* Start DATA EXCERPTS *

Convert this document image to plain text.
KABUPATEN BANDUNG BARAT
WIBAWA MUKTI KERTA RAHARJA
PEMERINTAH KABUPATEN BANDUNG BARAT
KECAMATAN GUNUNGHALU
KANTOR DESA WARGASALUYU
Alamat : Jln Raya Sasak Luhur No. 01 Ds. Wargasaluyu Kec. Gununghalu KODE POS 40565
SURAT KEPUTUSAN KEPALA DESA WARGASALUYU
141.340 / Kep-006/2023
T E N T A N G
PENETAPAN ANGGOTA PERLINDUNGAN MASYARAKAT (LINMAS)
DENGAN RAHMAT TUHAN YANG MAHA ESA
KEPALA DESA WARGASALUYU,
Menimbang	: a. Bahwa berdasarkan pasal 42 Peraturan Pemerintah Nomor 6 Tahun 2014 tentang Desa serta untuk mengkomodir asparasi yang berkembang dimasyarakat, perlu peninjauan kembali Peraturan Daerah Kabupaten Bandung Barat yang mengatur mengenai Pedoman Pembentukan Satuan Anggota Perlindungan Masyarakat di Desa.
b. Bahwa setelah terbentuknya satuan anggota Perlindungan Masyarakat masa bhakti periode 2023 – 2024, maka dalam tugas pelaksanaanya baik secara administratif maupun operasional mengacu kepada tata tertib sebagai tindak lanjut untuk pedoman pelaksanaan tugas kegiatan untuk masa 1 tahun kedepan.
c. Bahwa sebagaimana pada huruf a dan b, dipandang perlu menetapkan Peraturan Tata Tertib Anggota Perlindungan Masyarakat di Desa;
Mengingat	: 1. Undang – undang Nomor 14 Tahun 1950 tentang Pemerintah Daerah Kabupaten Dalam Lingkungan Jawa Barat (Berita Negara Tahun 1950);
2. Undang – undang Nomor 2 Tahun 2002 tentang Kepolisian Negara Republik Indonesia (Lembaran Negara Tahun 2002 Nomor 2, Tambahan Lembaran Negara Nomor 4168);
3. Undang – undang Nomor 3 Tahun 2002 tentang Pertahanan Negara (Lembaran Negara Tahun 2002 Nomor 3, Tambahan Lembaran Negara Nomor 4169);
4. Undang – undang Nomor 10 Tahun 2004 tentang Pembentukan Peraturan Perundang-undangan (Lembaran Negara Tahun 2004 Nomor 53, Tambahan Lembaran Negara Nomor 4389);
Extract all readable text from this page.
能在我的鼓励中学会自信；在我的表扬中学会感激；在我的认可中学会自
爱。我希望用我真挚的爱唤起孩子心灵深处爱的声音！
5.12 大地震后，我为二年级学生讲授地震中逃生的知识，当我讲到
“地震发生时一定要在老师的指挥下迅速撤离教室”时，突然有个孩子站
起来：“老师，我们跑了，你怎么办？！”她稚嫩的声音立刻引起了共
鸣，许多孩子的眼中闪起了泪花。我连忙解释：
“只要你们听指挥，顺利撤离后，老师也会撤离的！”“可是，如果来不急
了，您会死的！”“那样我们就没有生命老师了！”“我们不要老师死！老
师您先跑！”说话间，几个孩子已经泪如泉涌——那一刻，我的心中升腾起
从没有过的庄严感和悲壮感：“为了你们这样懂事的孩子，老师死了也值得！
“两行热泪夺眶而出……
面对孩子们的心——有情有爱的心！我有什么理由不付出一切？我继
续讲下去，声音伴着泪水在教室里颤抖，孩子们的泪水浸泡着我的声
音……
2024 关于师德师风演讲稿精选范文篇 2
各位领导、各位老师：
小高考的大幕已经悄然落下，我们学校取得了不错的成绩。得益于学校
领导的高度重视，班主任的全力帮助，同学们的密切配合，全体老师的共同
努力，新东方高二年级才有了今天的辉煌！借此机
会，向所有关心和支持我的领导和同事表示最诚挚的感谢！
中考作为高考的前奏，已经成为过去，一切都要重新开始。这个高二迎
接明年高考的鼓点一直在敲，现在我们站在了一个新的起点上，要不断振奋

* End DATA EXCERPTS *

• [GIVEN REQUEST]
Copy out the whole listing exactly as written.

• [THE ANSWER]
Convert this document image to plain text.
KABUPATEN BANDUNG BARAT
WIBAWA MUKTI KERTA RAHARJA
PEMERINTAH KABUPATEN BANDUNG BARAT
KECAMATAN GUNUNGHALU
KANTOR DESA WARGASALUYU
Alamat : Jln Raya Sasak Luhur No. 01 Ds. Wargasaluyu Kec. Gununghalu KODE POS 40565
SURAT KEPUTUSAN KEPALA DESA WARGASALUYU
141.340 / Kep-006/2023
T E N T A N G
PENETAPAN ANGGOTA PERLINDUNGAN MASYARAKAT (LINMAS)
DENGAN RAHMAT TUHAN YANG MAHA ESA
KEPALA DESA WARGASALUYU,
Menimbang	: a. Bahwa berdasarkan pasal 42 Peraturan Pemerintah Nomor 6 Tahun 2014 tentang Desa serta untuk mengkomodir asparasi yang berkembang dimasyarakat, perlu peninjauan kembali Peraturan Daerah Kabupaten Bandung Barat yang mengatur mengenai Pedoman Pembentukan Satuan Anggota Perlindungan Masyarakat di Desa.
b. Bahwa setelah terbentuknya satuan anggota Perlindungan Masyarakat masa bhakti periode 2023 – 2024, maka dalam tugas pelaksanaanya baik secara administratif maupun operasional mengacu kepada tata tertib sebagai tindak lanjut untuk pedoman pelaksanaan tugas kegiatan untuk masa 1 tahun kedepan.
c. Bahwa sebagaimana pada huruf a dan b, dipandang perlu menetapkan Peraturan Tata Tertib Anggota Perlindungan Masyarakat di Desa;
Mengingat	: 1. Undang – undang Nomor 14 Tahun 1950 tentang Pemerintah Daerah Kabupaten Dalam Lingkungan Jawa Barat (Berita Negara Tahun 1950);
2. Undang – undang Nomor 2 Tahun 2002 tentang Kepolisian Negara Republik Indonesia (Lembaran Negara Tahun 2002 Nomor 2, Tambahan Lembaran Negara Nomor 4168);
3. Undang – undang Nomor 3 Tahun 2002 tentang Pertahanan Negara (Lembaran Negara Tahun 2002 Nomor 3, Tambahan Lembaran Negara Nomor 4169);
4. Undang – undang Nomor 10 Tahun 2004 tentang Pembentukan Peraturan Perundang-undangan (Lembaran Negara Tahun 2004 Nomor 53, Tambahan Lembaran Negara Nomor 4389);
Extract all readable text from this page.
能在我的鼓励中学会自信；在我的表扬中学会感激；在我的认可中学会自
爱。我希望用我真挚的爱唤起孩子心灵深处爱的声音！
5.12 大地震后，我为二年级学生讲授地震中逃生的知识，当我讲到
“地震发生时一定要在老师的指挥下迅速撤离教室”时，突然有个孩子站
起来：“老师，我们跑了，你怎么办？！”她稚嫩的声音立刻引起了共
鸣，许多孩子的眼中闪起了泪花。我连忙解释：
“只要你们听指挥，顺利撤离后，老师也会撤离的！”“可是，如果来不急
了，您会死的！”“那样我们就没有生命老师了！”“我们不要老师死！老
师您先跑！”说话间，几个孩子已经泪如泉涌——那一刻，我的心中升腾起
从没有过的庄严感和悲壮感：“为了你们这样懂事的孩子，老师死了也值得！
“两行热泪夺眶而出……
面对孩子们的心——有情有爱的心！我有什么理由不付出一切？我继
续讲下去，声音伴着泪水在教室里颤抖，孩子们的泪水浸泡着我的声
音……
2024 关于师德师风演讲稿精选范文篇 2
各位领导、各位老师：
小高考的大幕已经悄然落下，我们学校取得了不错的成绩。得益于学校
领导的高度重视，班主任的全力帮助，同学们的密切配合，全体老师的共同
努力，新东方高二年级才有了今天的辉煌！借此机
会，向所有关心和支持我的领导和同事表示最诚挚的感谢！
中考作为高考的前奏，已经成为过去，一切都要重新开始。这个高二迎
接明年高考的鼓点一直在敲，现在我们站在了一个新的起点上，要不断振奋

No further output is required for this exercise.